** begin PROVIDED TEXT **

Recently, one of the AML partners, Mr. S. Singh, was approached by the Chairman of Freshfoods, Mr. R. Maan, with a promise of a huge potential volume (150,000 kilograms per month) for importing frozen mushrooms from Europe if AML would build up its Indian infrastructure to handle such volumes. Freshfoods is the biggest regional exporter and importer of food products in North India. It was founded 20 years ago by a collective of farmers wanting to find markets for their surplus produce of exotic and nonnative foods (like avocados and strawberries) that did not have much local demand except for five-star hotels catering to mostly foreign tourists. The shift in eating habits in recent years had prompted Mr. Maan to promote mushrooms as a daily food item in a major way. To keep the price of imported mushrooms comparable with locally grown food items, huge quantities would have to be transacted to make use of economies of scale.

Mr. Singh realized that the first order from Mr. Maan was an experiment and that further orders would depend on whether the product caught on or not. AML needed to bet on a huge surge in demand for frozen mushrooms in the region if it wanted to be part of this new trend from the very beginning. Singh’s partner—Mr. Kumar—is wary of investing heavily on the basis of this one order. After some bargaining, Mr. Mann agreed that Freshfoods would ship approximately 150,000 kilograms of mushrooms per month for 12 months and will pay $.20US per kilogram of mushrooms.
If AML decided to handle this product, it would need to add some equipment to its flatbed trailers to provide power to the refrigeration units on the containers. This is a one-time cost of nine lakhs (one lakh = $2,222US). With temperatures soaring to 50 degrees Celsius/122 degrees Fahrenheit (and the hot wind called loo—notorious for deaths associated with heat waves), for most of the long hot summer the energy costs of meeting special conditions could be prohibitive. AML expects them to total about three lakhs on an annual basis.

** end PROVIDED TEXT **
** begin EXTRACTED DATA **

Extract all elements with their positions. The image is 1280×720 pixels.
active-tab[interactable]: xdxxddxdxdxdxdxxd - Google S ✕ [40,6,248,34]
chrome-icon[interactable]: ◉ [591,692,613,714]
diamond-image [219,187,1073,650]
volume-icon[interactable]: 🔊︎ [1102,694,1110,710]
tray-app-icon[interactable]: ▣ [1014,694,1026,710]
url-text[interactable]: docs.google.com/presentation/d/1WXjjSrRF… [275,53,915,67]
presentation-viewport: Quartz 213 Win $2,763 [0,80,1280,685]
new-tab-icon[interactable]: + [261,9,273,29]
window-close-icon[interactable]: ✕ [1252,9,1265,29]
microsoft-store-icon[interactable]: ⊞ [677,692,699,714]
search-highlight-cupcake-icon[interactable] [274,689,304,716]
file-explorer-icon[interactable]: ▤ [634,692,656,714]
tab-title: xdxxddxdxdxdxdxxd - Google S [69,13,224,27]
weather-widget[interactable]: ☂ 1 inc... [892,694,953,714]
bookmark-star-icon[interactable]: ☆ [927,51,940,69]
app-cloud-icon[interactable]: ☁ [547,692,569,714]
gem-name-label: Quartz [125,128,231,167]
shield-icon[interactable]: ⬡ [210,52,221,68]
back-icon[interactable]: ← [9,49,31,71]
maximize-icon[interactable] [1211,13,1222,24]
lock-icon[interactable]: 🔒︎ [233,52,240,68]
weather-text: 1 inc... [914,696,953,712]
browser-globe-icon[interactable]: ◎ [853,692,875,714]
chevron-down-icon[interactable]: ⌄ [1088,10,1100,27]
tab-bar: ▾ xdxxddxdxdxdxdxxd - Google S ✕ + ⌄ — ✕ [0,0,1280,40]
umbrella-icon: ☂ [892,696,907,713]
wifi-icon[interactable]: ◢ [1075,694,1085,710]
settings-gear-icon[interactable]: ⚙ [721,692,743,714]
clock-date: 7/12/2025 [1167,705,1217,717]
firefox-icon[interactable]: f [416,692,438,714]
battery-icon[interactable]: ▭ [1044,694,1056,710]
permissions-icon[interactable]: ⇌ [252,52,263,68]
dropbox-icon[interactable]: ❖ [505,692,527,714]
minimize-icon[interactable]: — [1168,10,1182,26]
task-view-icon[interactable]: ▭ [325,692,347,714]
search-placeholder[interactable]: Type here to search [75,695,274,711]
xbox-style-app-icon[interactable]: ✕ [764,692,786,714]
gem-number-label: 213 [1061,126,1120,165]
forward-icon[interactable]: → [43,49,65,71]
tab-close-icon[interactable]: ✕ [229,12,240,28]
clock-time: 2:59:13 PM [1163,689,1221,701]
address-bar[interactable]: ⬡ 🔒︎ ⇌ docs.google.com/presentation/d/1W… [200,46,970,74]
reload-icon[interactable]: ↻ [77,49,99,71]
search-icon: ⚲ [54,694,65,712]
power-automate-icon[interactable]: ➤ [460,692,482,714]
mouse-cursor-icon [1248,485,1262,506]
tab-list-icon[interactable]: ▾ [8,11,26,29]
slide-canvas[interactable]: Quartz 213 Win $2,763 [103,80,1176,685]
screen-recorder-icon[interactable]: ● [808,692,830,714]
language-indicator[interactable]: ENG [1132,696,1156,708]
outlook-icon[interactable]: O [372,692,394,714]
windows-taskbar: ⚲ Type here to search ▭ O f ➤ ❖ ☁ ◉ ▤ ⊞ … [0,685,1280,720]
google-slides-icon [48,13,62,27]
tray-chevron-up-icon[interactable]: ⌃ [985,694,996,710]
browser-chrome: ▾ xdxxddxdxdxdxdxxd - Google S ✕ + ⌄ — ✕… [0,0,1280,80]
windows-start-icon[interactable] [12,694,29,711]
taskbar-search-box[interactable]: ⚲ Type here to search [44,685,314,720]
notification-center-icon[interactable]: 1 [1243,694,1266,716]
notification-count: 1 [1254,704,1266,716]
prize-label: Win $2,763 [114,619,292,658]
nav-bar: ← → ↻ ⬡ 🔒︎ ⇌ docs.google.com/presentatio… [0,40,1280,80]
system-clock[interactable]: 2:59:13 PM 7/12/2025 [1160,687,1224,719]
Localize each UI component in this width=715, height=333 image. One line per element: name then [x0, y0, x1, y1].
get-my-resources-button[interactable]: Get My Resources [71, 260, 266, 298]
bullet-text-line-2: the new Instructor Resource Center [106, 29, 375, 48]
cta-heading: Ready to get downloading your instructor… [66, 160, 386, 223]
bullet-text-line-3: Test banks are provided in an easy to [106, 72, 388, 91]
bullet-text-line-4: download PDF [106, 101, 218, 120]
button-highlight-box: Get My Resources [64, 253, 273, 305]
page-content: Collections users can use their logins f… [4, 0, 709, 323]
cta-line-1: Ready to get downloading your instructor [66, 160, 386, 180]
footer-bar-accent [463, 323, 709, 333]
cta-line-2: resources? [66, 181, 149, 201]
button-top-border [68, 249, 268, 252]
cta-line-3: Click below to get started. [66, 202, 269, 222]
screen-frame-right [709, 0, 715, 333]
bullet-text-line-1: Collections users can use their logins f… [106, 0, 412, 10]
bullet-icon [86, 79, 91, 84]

** end EXTRACTED DATA **

— TASK SET —
- 1) Please reproduce a passage from the text about the frozen mushroom deal, beginning at the words "Mr. Singh realized" and stopping after "kilogram of mushrooms.".
- 2) Resume the text about AML and the frozen mushroom deal at the point where it stops.

— ANSWERS TO THE EXERCISE —
- 1)
Mr. Singh realized that the first order from Mr. Maan was an experiment and that further orders would depend on whether the product caught on or not. AML needed to bet on a huge surge in demand for frozen mushrooms in the region if it wanted to be part of this new trend from the very beginning. Singh’s partner—Mr. Kumar—is wary of investing heavily on the basis of this one order. After some bargaining, Mr. Mann agreed that Freshfoods would ship approximately 150,000 kilograms of mushrooms per month for 12 months and will pay $.20US per kilogram of mushrooms.

- 2)
Mr. Singh then made inquiries to his rail carrier about the costs of leasing refrigerated containers. He was disappointed to learn that leasing was almost impossible. The container leasing companies wanted exorbitant rates because there was no backhaul traffic requiring refrigerated equipment and because some areas in North India were too isolated if they needed to send a worker to service malfunctioning equipment. The container leasing company did, however, offer to sell used refrigerated 20-foot containers for seven lakhs apiece and would agree to service them for one year at an additional cost of 1 lakh per container. The used containers could be expected to last another five years. In a meeting involving Mr. Singh, Mr. Maan, and Mr. Veejay, a carrier representative, it was decided that ten 20-foot containers would be sufficient to handle the projected volume of mushrooms. Each container would make one round-trip each month. The cost of ocean freight expense from Amsterdam to Mumbai is $1700US for a single 20-foot container. The cost of land transportation per single 20-foot container from Mumbai to Delhi is $300US. Return costs for empty containers from Delhi to Mumbai to Amsterdam are half as much, although about 10% of the time, another cargo can be found that will cover the costs of return transport.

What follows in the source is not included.